_PERINTAH A:_ Tuliskan ulang secara persis bagian dari tulisan tentang warung kopi cak Bembus yang dibuka dengan kata-kata berisi "Saya menganggap sosok" dan ditutup dengan "pengunjung warung kopinya.".
_PERINTAH B:_ Dalam tulisan tentang warung kopi cak Bembus, mengapa penulis merasa tersanjung? Jawab dalam satu sampai tiga kalimat.
_PERINTAH C:_ Bisakah Anda meneruskan tulisan tentang warung kopi cak Bembus mulai dari kalimat terakhirnya?

_SUMBER:_

════════════════════

04 November 2011

Ternyata Warung kopi masih lebih efektif dari pada facebook dan twitter

Di sela waktu senggang, saya selalu menyempatkan diri untuk ngopi di warung kopi cak Bembus langganganan saya di Desa. Meskipun warung kelas ndeso dan hanya menyediakan minuman biasa kelas warung kopi serta menu bakso seharga 3000 rupiah per porsi meskipun isinya bisa dibilang kurang dari kata mengenyangkan, saya tetap suka untuk ngopi disitu.

Sisi fitur yang menjadi menarik di warung cak Bembus menurut saya adalah dia tidak pernah lupa untuk menyediakan surat kabar, meja yang di permak menjadi papan catur, halaman rumah yang di kasih seperangkat multi media berisi tv, VCD, dan speaker lengkap dengan berbagai macam lagu – lagu hiburan sesuai dengan waktunya, kalau pagi dari jam 06.00 sampai jam 08.00 di isi dengan musik untuk kelas anak – anak kecil, agak siang di isi dengan lagu dangdut koplo, lebih siang sampe sore hari di isi dengan lagu – lagu santai, dan dari sore sampai malam terkadang di isi lagu – lagu acoustic semacam iwan fals dan juga acara siaran langsung sepak bola baik domestik maupun luar negeri.

Saya menganggap sosok cak bembus adalah fenomena warung kopi sederhana tapi punya visi untuk menghibur berbagai macam orang yang datang disitu. Seperti saya yang terbiasa kalau ngopi selalu menyempatkan untuk membaca surat kabar, dia biasa tanggap dengan kegiatan saya jadi ketika saya datang dia langsung bilang “ mas korannya ada di meja sana “. Secara pribadi saya tersanjung dengan cara memperlakukan pengunjung warung kopinya.

Bukan hanya saya, menurut persepsi saya orang – orang yang mampir disitu terkesan nyaman dan enjoy dengan berkumpul bersama, bermain catur bersama, nonton bola bersama, dan saling berbagi informasi bersama. Disinilah letak sudut yang menjadi perhatian saya.

════════════════════

_BAHAN YANG DISEDIAKAN:_

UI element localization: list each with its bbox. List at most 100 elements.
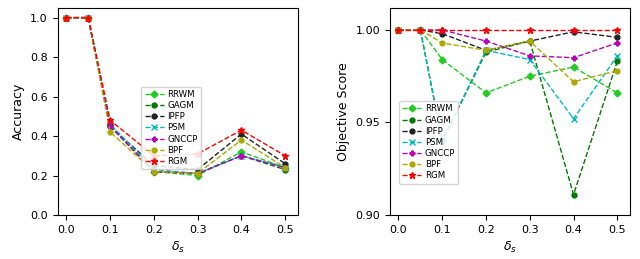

════════════════════

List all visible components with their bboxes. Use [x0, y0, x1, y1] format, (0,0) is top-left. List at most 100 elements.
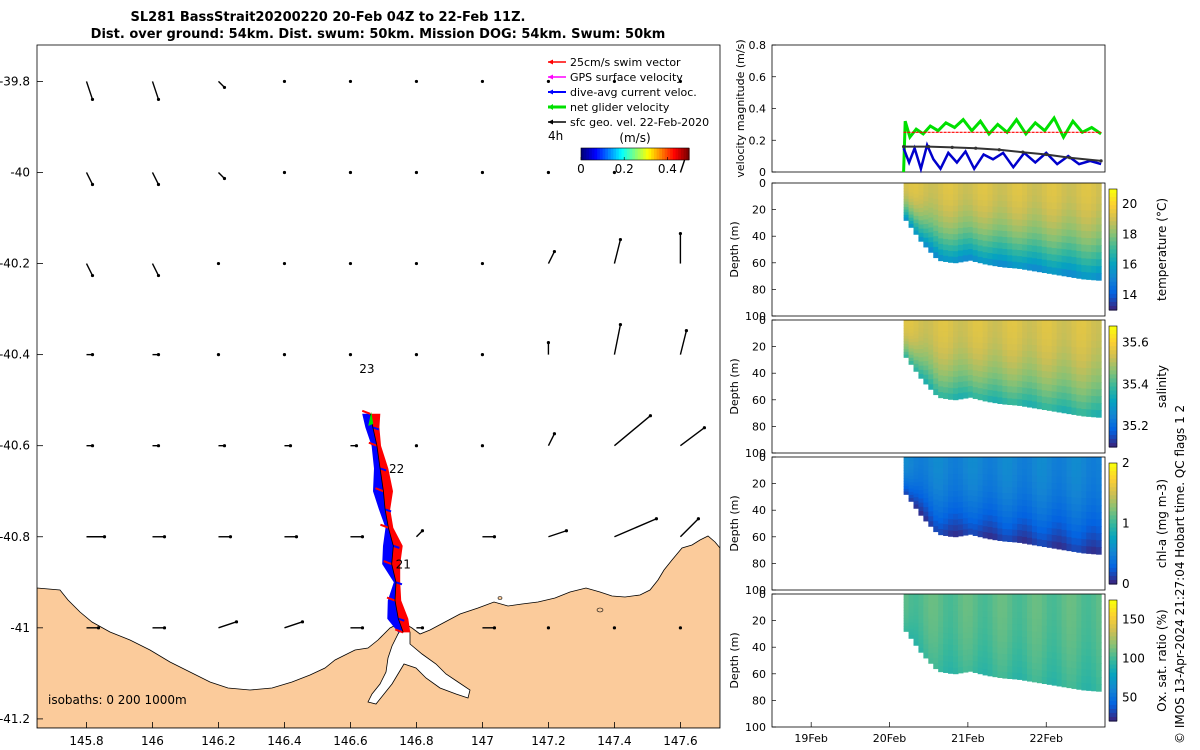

════════════════════

_HASIL TUGAS A:_
Saya menganggap sosok cak bembus adalah fenomena warung kopi sederhana tapi punya visi untuk menghibur berbagai macam orang yang datang disitu. Seperti saya yang terbiasa kalau ngopi selalu menyempatkan untuk membaca surat kabar, dia biasa tanggap dengan kegiatan saya jadi ketika saya datang dia langsung bilang “ mas korannya ada di meja sana “. Secara pribadi saya tersanjung dengan cara memperlakukan pengunjung warung kopinya.

_HASIL TUGAS B:_ Cak Bembus tanggap dengan kebiasaan penulis yang selalu membaca surat kabar saat ngopi. Begitu penulis datang, cak Bembus langsung bilang "mas korannya ada di meja sana". Penulis tersanjung oleh cara cak Bembus memperlakukan pengunjung warung kopinya.

_HASIL TUGAS C:_
Ketika mengamati orang- orang dari berbagai macam kalangan mulai dari petani, swasta, aparatur desa, pengangguran, anak sekolahan dan lain – lain yang ikut nimbrung disitu, mereka seperti ingin menjadi bagian dari komunitas kecil serta dadakan di warung itu. Mereka mengobrol mulai dari isu kecil tingkat RT sampai isu besar tingkat internasional.

Saya juga kadang tersenyum saja ketika mendengar mereka berdialog tentang isu – isu yang mereka munculkan meskipun kenyataannya isu tersebut jauh dari kata obyektif, tetapi saya tetap terkesan dengan kemasan mereka menyajikan isi pikiran mereka yang dikeluarkan, yang dengan suasana santai dan berebut untuk menjadi bahan tertawaan.

Disinilah letak hal yang langka menurut saya dimasa modern yang di dukung dengan kemajuan teknologi dan informasi yang pesat, sampai muncul yang namanya facebook dan twitter sebagai alat untuk menyalurkan eksperesi, curahan hati, sharing info, menipu, promosi dan lain sebagainya, tetap ada yang kurang menurut saya.

Kekurangan yang saya maksudkan adalah tidak adanya tatap muka diantara masing – masing pihak, saya sebagai orang yang sedang belajar bersosial menyimpulkan bahwa ngobrol dan berbagi dengan orang – orang yang kita inginkan masih lebih efektif ketemu dan bertatap mata secara langsung dari pada melalui alat semacam facebook, twitter dan sebagainya.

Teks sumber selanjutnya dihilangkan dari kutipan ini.